* [Requirements]: For the listing underneath, give the count of lines containing the string "поставленные" and nothing further.
*-*-*
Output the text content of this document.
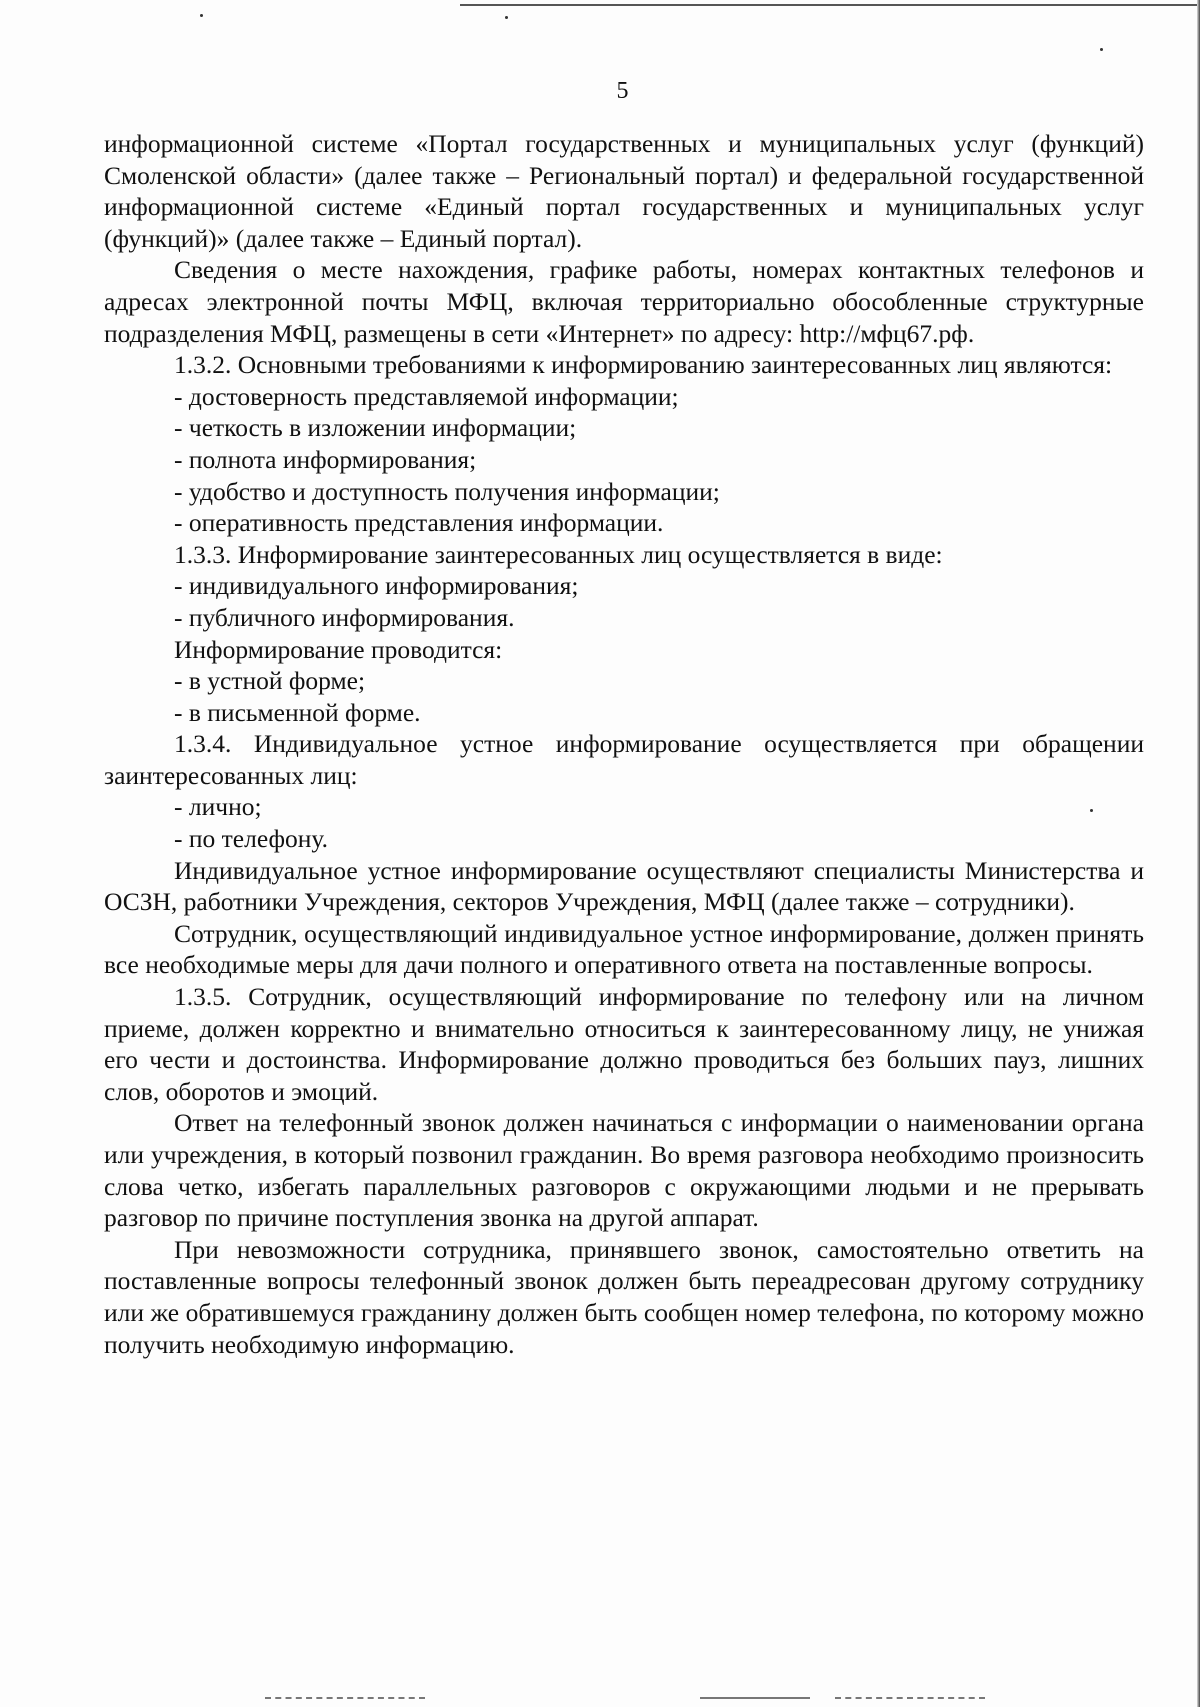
5

информационной системе «Портал государственных и муниципальных услуг (функций) Смоленской области» (далее также – Региональный портал) и федеральной государственной информационной системе «Единый портал государственных и муниципальных услуг (функций)» (далее также – Единый портал).

Сведения о месте нахождения, графике работы, номерах контактных телефонов и адресах электронной почты МФЦ, включая территориально обособленные структурные подразделения МФЦ, размещены в сети «Интернет» по адресу: http://мфц67.рф.

1.3.2. Основными требованиями к информированию заинтересованных лиц являются:

- достоверность представляемой информации;

- четкость в изложении информации;

- полнота информирования;

- удобство и доступность получения информации;

- оперативность представления информации.

1.3.3. Информирование заинтересованных лиц осуществляется в виде:

- индивидуального информирования;

- публичного информирования.

Информирование проводится:

- в устной форме;

- в письменной форме.

1.3.4. Индивидуальное устное информирование осуществляется при обращении заинтересованных лиц:

- лично;

- по телефону.

Индивидуальное устное информирование осуществляют специалисты Министерства и ОСЗН, работники Учреждения, секторов Учреждения, МФЦ (далее также – сотрудники).

Сотрудник, осуществляющий индивидуальное устное информирование, должен принять все необходимые меры для дачи полного и оперативного ответа на поставленные вопросы.

1.3.5. Сотрудник, осуществляющий информирование по телефону или на личном приеме, должен корректно и внимательно относиться к заинтересованному лицу, не унижая его чести и достоинства. Информирование должно проводиться без больших пауз, лишних слов, оборотов и эмоций.

Ответ на телефонный звонок должен начинаться с информации о наименовании органа или учреждения, в который позвонил гражданин. Во время разговора необходимо произносить слова четко, избегать параллельных разговоров с окружающими людьми и не прерывать разговор по причине поступления звонка на другой аппарат.

При невозможности сотрудника, принявшего звонок, самостоятельно ответить на поставленные вопросы телефонный звонок должен быть переадресован другому сотруднику или же обратившемуся гражданину должен быть сообщен номер телефона, по которому можно получить необходимую информацию.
*-*-*
* [Reply to the exercise]: 2